* start MATERIAL PROVIDED *
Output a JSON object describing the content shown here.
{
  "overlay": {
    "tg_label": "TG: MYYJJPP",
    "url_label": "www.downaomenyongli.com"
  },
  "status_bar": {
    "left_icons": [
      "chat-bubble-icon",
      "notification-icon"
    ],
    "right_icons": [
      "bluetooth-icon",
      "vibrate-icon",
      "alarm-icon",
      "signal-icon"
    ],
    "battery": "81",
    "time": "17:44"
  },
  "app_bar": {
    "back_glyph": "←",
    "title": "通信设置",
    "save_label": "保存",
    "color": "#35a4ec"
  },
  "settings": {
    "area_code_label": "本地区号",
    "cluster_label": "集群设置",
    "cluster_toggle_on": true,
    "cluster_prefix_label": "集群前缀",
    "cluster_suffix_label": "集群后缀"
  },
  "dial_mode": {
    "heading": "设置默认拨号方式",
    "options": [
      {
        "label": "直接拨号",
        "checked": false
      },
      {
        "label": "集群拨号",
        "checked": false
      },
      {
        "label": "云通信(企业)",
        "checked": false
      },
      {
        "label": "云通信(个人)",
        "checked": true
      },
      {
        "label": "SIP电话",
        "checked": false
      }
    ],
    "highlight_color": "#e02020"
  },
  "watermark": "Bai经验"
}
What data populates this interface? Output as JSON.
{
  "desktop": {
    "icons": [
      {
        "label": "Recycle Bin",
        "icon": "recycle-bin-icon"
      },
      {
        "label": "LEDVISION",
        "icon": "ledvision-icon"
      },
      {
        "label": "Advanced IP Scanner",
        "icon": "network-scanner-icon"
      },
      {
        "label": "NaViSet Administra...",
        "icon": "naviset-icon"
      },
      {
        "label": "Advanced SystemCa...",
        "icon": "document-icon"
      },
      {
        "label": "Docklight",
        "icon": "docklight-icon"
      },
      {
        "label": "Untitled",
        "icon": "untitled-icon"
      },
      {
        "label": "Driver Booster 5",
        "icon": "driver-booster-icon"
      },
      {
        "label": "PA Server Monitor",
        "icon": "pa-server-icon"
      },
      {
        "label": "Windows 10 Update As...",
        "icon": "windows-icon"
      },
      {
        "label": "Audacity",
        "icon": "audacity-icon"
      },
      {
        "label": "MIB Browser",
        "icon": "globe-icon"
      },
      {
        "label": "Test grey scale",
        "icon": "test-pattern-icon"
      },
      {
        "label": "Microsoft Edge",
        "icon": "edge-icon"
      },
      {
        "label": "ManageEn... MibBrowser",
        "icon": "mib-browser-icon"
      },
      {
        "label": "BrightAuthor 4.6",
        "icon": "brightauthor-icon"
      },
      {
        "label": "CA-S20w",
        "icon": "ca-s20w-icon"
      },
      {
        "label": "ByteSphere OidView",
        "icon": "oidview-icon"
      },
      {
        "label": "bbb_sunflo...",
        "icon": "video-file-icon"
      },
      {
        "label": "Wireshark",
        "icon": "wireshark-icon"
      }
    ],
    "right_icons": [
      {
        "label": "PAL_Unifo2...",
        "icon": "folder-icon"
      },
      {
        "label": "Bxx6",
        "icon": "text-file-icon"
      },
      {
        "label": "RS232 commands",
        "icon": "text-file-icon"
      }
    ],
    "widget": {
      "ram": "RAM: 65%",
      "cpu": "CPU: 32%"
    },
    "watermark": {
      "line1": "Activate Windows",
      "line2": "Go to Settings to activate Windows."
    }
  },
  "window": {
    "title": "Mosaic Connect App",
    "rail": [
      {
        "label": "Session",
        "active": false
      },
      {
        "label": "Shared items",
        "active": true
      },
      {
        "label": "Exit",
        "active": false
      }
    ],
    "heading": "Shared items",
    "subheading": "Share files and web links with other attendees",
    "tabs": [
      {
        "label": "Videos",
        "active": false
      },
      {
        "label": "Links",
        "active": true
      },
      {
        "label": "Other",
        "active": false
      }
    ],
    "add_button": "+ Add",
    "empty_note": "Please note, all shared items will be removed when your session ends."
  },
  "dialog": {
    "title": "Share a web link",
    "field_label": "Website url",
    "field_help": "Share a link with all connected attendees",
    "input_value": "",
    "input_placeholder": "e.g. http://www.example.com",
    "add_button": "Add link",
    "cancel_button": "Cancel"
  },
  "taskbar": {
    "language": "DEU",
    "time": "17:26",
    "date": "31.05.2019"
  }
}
* end MATERIAL PROVIDED *
Reproduce each line of the material above precisely.

Output a JSON object describing the content shown here.
{
  "overlay": {
    "tg_label": "TG: MYYJJPP",
    "url_label": "www.downaomenyongli.com"
  },
  "status_bar": {
    "left_icons": [
      "chat-bubble-icon",
      "notification-icon"
    ],
    "right_icons": [
      "bluetooth-icon",
      "vibrate-icon",
      "alarm-icon",
      "signal-icon"
    ],
    "battery": "81",
    "time": "17:44"
  },
  "app_bar": {
    "back_glyph": "←",
    "title": "通信设置",
    "save_label": "保存",
    "color": "#35a4ec"
  },
  "settings": {
    "area_code_label": "本地区号",
    "cluster_label": "集群设置",
    "cluster_toggle_on": true,
    "cluster_prefix_label": "集群前缀",
    "cluster_suffix_label": "集群后缀"
  },
  "dial_mode": {
    "heading": "设置默认拨号方式",
    "options": [
      {
        "label": "直接拨号",
        "checked": false
      },
      {
        "label": "集群拨号",
        "checked": false
      },
      {
        "label": "云通信(企业)",
        "checked": false
      },
      {
        "label": "云通信(个人)",
        "checked": true
      },
      {
        "label": "SIP电话",
        "checked": false
      }
    ],
    "highlight_color": "#e02020"
  },
  "watermark": "Bai经验"
}
What data populates this interface? Output as JSON.
{
  "desktop": {
    "icons": [
      {
        "label": "Recycle Bin",
        "icon": "recycle-bin-icon"
      },
      {
        "label": "LEDVISION",
        "icon": "ledvision-icon"
      },
      {
        "label": "Advanced IP Scanner",
        "icon": "network-scanner-icon"
      },
      {
        "label": "NaViSet Administra...",
        "icon": "naviset-icon"
      },
      {
        "label": "Advanced SystemCa...",
        "icon": "document-icon"
      },
      {
        "label": "Docklight",
        "icon": "docklight-icon"
      },
      {
        "label": "Untitled",
        "icon": "untitled-icon"
      },
      {
        "label": "Driver Booster 5",
        "icon": "driver-booster-icon"
      },
      {
        "label": "PA Server Monitor",
        "icon": "pa-server-icon"
      },
      {
        "label": "Windows 10 Update As...",
        "icon": "windows-icon"
      },
      {
        "label": "Audacity",
        "icon": "audacity-icon"
      },
      {
        "label": "MIB Browser",
        "icon": "globe-icon"
      },
      {
        "label": "Test grey scale",
        "icon": "test-pattern-icon"
      },
      {
        "label": "Microsoft Edge",
        "icon": "edge-icon"
      },
      {
        "label": "ManageEn... MibBrowser",
        "icon": "mib-browser-icon"
      },
      {
        "label": "BrightAuthor 4.6",
        "icon": "brightauthor-icon"
      },
      {
        "label": "CA-S20w",
        "icon": "ca-s20w-icon"
      },
      {
        "label": "ByteSphere OidView",
        "icon": "oidview-icon"
      },
      {
        "label": "bbb_sunflo...",
        "icon": "video-file-icon"
      },
      {
        "label": "Wireshark",
        "icon": "wireshark-icon"
      }
    ],
    "right_icons": [
      {
        "label": "PAL_Unifo2...",
        "icon": "folder-icon"
      },
      {
        "label": "Bxx6",
        "icon": "text-file-icon"
      },
      {
        "label": "RS232 commands",
        "icon": "text-file-icon"
      }
    ],
    "widget": {
      "ram": "RAM: 65%",
      "cpu": "CPU: 32%"
    },
    "watermark": {
      "line1": "Activate Windows",
      "line2": "Go to Settings to activate Windows."
    }
  },
  "window": {
    "title": "Mosaic Connect App",
    "rail": [
      {
        "label": "Session",
        "active": false
      },
      {
        "label": "Shared items",
        "active": true
      },
      {
        "label": "Exit",
        "active": false
      }
    ],
    "heading": "Shared items",
    "subheading": "Share files and web links with other attendees",
    "tabs": [
      {
        "label": "Videos",
        "active": false
      },
      {
        "label": "Links",
        "active": true
      },
      {
        "label": "Other",
        "active": false
      }
    ],
    "add_button": "+ Add",
    "empty_note": "Please note, all shared items will be removed when your session ends."
  },
  "dialog": {
    "title": "Share a web link",
    "field_label": "Website url",
    "field_help": "Share a link with all connected attendees",
    "input_value": "",
    "input_placeholder": "e.g. http://www.example.com",
    "add_button": "Add link",
    "cancel_button": "Cancel"
  },
  "taskbar": {
    "language": "DEU",
    "time": "17:26",
    "date": "31.05.2019"
  }
}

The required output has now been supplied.